Find how many lines in the material hold the word "Daily", then state that number and nothing more.
--
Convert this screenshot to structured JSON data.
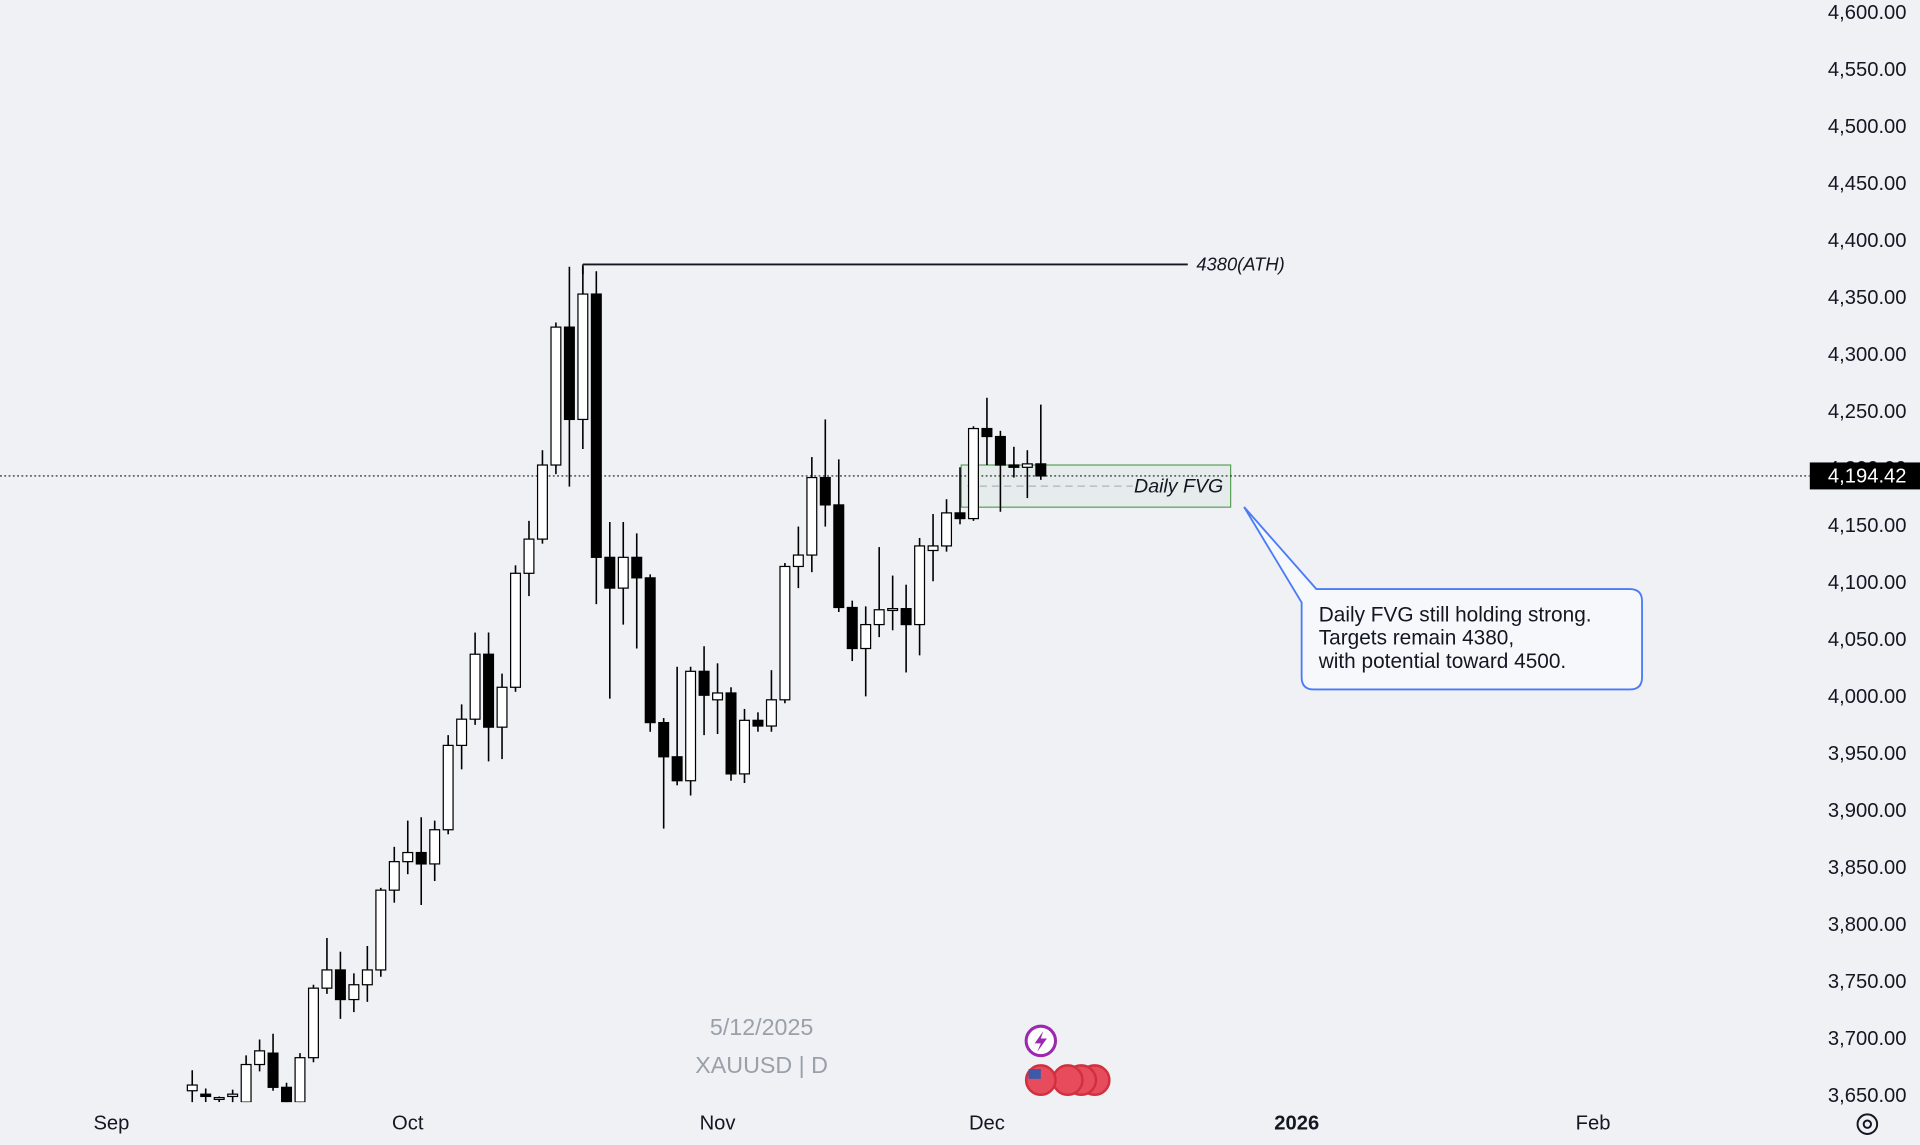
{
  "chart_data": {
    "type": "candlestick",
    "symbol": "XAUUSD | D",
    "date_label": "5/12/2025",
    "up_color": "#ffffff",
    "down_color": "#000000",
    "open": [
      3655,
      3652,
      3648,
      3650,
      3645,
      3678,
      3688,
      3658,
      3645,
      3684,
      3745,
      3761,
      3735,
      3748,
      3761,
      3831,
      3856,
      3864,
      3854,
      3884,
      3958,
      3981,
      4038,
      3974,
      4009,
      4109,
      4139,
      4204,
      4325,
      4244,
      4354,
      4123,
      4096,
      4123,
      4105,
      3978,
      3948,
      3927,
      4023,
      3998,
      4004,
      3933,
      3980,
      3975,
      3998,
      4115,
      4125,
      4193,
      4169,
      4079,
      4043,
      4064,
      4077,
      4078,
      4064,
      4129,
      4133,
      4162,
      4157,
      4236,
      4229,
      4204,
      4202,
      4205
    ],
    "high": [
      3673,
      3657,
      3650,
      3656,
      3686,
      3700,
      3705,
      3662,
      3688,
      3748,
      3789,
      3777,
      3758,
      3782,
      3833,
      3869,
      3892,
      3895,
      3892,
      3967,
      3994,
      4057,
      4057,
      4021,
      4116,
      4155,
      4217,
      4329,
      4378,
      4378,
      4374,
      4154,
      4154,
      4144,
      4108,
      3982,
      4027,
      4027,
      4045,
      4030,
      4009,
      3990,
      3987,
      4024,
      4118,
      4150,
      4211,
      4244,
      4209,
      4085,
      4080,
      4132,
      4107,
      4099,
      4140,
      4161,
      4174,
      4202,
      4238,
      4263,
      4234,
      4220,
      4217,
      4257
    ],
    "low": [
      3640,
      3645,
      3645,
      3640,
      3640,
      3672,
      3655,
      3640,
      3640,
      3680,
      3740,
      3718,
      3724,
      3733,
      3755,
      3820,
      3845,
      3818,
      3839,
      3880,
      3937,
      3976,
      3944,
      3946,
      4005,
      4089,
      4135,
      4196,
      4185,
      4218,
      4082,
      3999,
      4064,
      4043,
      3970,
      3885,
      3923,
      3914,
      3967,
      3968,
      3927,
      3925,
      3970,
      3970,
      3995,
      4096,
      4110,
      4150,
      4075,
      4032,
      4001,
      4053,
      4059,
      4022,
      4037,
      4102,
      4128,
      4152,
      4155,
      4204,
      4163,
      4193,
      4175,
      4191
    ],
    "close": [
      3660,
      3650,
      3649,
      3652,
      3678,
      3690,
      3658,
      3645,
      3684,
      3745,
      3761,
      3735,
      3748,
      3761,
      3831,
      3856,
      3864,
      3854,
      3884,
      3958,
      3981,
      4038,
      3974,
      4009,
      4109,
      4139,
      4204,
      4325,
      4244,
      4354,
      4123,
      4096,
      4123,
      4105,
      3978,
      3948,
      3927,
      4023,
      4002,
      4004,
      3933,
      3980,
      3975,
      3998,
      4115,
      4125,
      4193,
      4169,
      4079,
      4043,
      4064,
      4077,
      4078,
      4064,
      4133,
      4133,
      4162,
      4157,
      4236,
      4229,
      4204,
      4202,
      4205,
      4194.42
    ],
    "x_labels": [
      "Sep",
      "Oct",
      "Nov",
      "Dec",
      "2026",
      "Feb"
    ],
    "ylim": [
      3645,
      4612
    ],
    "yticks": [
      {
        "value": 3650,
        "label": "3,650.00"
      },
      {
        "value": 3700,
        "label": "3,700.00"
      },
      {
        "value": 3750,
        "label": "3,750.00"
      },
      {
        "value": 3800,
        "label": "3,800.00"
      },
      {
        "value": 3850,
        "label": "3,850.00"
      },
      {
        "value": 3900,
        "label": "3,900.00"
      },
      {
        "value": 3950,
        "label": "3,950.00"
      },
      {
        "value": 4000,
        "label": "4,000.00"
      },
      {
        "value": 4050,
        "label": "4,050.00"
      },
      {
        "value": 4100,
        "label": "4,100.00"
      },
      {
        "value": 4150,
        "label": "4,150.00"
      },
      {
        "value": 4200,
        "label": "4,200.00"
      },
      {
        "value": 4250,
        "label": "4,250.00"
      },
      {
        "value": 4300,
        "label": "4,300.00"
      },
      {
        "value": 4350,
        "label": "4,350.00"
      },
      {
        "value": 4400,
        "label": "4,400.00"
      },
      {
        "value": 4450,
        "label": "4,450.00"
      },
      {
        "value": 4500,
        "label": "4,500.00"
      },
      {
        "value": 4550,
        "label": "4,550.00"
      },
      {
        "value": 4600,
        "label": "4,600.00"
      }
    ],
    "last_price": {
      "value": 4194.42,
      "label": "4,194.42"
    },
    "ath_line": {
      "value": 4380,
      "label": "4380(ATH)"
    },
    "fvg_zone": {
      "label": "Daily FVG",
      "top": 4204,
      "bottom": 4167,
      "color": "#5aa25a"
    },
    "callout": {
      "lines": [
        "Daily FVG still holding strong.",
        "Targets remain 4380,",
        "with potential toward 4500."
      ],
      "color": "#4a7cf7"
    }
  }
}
--
ANSWER IN FULL -> 2